[What is expected]:
Every entry here needs to be repeated exactly.
○ ○ ○
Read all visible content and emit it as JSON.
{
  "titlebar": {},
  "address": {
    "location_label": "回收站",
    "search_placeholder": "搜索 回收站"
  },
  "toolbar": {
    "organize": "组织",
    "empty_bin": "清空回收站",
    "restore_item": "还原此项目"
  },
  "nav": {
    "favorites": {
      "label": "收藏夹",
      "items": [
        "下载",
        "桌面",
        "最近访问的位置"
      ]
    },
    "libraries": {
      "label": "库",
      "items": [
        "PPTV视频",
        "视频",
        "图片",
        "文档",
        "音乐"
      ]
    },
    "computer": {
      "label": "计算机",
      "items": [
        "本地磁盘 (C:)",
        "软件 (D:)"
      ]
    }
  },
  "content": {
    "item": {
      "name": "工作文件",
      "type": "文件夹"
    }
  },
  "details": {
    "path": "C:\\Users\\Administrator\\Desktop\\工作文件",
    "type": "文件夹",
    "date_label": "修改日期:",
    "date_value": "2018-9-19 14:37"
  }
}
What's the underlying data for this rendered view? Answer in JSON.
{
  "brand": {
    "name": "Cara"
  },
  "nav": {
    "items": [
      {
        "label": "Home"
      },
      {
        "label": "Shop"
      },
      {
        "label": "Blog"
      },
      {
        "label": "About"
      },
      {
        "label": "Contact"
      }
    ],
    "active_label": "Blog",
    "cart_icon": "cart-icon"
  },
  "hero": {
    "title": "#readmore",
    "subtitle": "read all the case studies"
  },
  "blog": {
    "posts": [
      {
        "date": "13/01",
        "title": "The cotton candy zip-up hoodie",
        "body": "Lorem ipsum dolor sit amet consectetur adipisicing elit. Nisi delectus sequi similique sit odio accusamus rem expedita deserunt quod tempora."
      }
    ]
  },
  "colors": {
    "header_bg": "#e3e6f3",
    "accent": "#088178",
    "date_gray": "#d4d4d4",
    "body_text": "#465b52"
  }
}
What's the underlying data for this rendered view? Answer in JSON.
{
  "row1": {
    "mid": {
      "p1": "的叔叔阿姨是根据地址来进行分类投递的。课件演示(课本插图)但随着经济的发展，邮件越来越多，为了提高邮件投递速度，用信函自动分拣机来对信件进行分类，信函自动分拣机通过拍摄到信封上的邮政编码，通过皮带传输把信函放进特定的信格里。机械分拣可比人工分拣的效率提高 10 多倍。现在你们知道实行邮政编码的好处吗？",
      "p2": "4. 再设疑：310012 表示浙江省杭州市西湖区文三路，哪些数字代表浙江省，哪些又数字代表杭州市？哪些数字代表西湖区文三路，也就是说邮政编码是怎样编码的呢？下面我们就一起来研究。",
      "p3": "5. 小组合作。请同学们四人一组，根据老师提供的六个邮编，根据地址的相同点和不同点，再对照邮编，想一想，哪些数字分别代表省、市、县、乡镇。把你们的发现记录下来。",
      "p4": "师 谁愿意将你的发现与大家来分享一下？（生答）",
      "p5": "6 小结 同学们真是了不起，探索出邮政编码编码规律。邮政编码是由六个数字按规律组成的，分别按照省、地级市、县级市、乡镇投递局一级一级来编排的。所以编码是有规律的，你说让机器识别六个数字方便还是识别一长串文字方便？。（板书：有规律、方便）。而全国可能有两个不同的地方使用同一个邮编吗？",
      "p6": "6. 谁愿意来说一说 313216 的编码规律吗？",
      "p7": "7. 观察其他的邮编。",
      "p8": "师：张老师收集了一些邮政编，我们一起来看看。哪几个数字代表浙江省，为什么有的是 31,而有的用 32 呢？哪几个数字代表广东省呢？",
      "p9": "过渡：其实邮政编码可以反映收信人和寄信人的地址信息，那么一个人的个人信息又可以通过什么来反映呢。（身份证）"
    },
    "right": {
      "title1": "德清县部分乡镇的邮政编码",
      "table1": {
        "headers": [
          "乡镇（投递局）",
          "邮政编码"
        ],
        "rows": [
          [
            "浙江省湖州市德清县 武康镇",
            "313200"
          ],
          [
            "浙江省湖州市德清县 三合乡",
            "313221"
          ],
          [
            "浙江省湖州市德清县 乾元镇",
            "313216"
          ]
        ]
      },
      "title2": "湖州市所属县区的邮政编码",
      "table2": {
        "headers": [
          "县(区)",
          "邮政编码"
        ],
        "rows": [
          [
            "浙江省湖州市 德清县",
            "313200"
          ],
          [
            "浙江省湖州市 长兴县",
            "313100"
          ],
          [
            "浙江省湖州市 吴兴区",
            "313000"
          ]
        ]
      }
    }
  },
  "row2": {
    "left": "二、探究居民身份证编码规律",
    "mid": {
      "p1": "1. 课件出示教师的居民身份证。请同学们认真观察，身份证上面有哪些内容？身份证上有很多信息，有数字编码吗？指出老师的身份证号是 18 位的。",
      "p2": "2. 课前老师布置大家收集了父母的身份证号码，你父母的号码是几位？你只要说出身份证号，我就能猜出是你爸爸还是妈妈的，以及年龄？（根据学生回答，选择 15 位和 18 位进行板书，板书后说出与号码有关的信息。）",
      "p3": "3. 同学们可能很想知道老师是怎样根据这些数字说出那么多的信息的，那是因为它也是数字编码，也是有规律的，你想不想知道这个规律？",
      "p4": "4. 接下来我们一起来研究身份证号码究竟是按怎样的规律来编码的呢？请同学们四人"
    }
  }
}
○ ○ ○
[Exercise response]:
Read all visible content and emit it as JSON.
{
  "titlebar": {},
  "address": {
    "location_label": "回收站",
    "search_placeholder": "搜索 回收站"
  },
  "toolbar": {
    "organize": "组织",
    "empty_bin": "清空回收站",
    "restore_item": "还原此项目"
  },
  "nav": {
    "favorites": {
      "label": "收藏夹",
      "items": [
        "下载",
        "桌面",
        "最近访问的位置"
      ]
    },
    "libraries": {
      "label": "库",
      "items": [
        "PPTV视频",
        "视频",
        "图片",
        "文档",
        "音乐"
      ]
    },
    "computer": {
      "label": "计算机",
      "items": [
        "本地磁盘 (C:)",
        "软件 (D:)"
      ]
    }
  },
  "content": {
    "item": {
      "name": "工作文件",
      "type": "文件夹"
    }
  },
  "details": {
    "path": "C:\\Users\\Administrator\\Desktop\\工作文件",
    "type": "文件夹",
    "date_label": "修改日期:",
    "date_value": "2018-9-19 14:37"
  }
}
What's the underlying data for this rendered view? Answer in JSON.
{
  "brand": {
    "name": "Cara"
  },
  "nav": {
    "items": [
      {
        "label": "Home"
      },
      {
        "label": "Shop"
      },
      {
        "label": "Blog"
      },
      {
        "label": "About"
      },
      {
        "label": "Contact"
      }
    ],
    "active_label": "Blog",
    "cart_icon": "cart-icon"
  },
  "hero": {
    "title": "#readmore",
    "subtitle": "read all the case studies"
  },
  "blog": {
    "posts": [
      {
        "date": "13/01",
        "title": "The cotton candy zip-up hoodie",
        "body": "Lorem ipsum dolor sit amet consectetur adipisicing elit. Nisi delectus sequi similique sit odio accusamus rem expedita deserunt quod tempora."
      }
    ]
  },
  "colors": {
    "header_bg": "#e3e6f3",
    "accent": "#088178",
    "date_gray": "#d4d4d4",
    "body_text": "#465b52"
  }
}
What's the underlying data for this rendered view? Answer in JSON.
{
  "row1": {
    "mid": {
      "p1": "的叔叔阿姨是根据地址来进行分类投递的。课件演示(课本插图)但随着经济的发展，邮件越来越多，为了提高邮件投递速度，用信函自动分拣机来对信件进行分类，信函自动分拣机通过拍摄到信封上的邮政编码，通过皮带传输把信函放进特定的信格里。机械分拣可比人工分拣的效率提高 10 多倍。现在你们知道实行邮政编码的好处吗？",
      "p2": "4. 再设疑：310012 表示浙江省杭州市西湖区文三路，哪些数字代表浙江省，哪些又数字代表杭州市？哪些数字代表西湖区文三路，也就是说邮政编码是怎样编码的呢？下面我们就一起来研究。",
      "p3": "5. 小组合作。请同学们四人一组，根据老师提供的六个邮编，根据地址的相同点和不同点，再对照邮编，想一想，哪些数字分别代表省、市、县、乡镇。把你们的发现记录下来。",
      "p4": "师 谁愿意将你的发现与大家来分享一下？（生答）",
      "p5": "6 小结 同学们真是了不起，探索出邮政编码编码规律。邮政编码是由六个数字按规律组成的，分别按照省、地级市、县级市、乡镇投递局一级一级来编排的。所以编码是有规律的，你说让机器识别六个数字方便还是识别一长串文字方便？。（板书：有规律、方便）。而全国可能有两个不同的地方使用同一个邮编吗？",
      "p6": "6. 谁愿意来说一说 313216 的编码规律吗？",
      "p7": "7. 观察其他的邮编。",
      "p8": "师：张老师收集了一些邮政编，我们一起来看看。哪几个数字代表浙江省，为什么有的是 31,而有的用 32 呢？哪几个数字代表广东省呢？",
      "p9": "过渡：其实邮政编码可以反映收信人和寄信人的地址信息，那么一个人的个人信息又可以通过什么来反映呢。（身份证）"
    },
    "right": {
      "title1": "德清县部分乡镇的邮政编码",
      "table1": {
        "headers": [
          "乡镇（投递局）",
          "邮政编码"
        ],
        "rows": [
          [
            "浙江省湖州市德清县 武康镇",
            "313200"
          ],
          [
            "浙江省湖州市德清县 三合乡",
            "313221"
          ],
          [
            "浙江省湖州市德清县 乾元镇",
            "313216"
          ]
        ]
      },
      "title2": "湖州市所属县区的邮政编码",
      "table2": {
        "headers": [
          "县(区)",
          "邮政编码"
        ],
        "rows": [
          [
            "浙江省湖州市 德清县",
            "313200"
          ],
          [
            "浙江省湖州市 长兴县",
            "313100"
          ],
          [
            "浙江省湖州市 吴兴区",
            "313000"
          ]
        ]
      }
    }
  },
  "row2": {
    "left": "二、探究居民身份证编码规律",
    "mid": {
      "p1": "1. 课件出示教师的居民身份证。请同学们认真观察，身份证上面有哪些内容？身份证上有很多信息，有数字编码吗？指出老师的身份证号是 18 位的。",
      "p2": "2. 课前老师布置大家收集了父母的身份证号码，你父母的号码是几位？你只要说出身份证号，我就能猜出是你爸爸还是妈妈的，以及年龄？（根据学生回答，选择 15 位和 18 位进行板书，板书后说出与号码有关的信息。）",
      "p3": "3. 同学们可能很想知道老师是怎样根据这些数字说出那么多的信息的，那是因为它也是数字编码，也是有规律的，你想不想知道这个规律？",
      "p4": "4. 接下来我们一起来研究身份证号码究竟是按怎样的规律来编码的呢？请同学们四人"
    }
  }
}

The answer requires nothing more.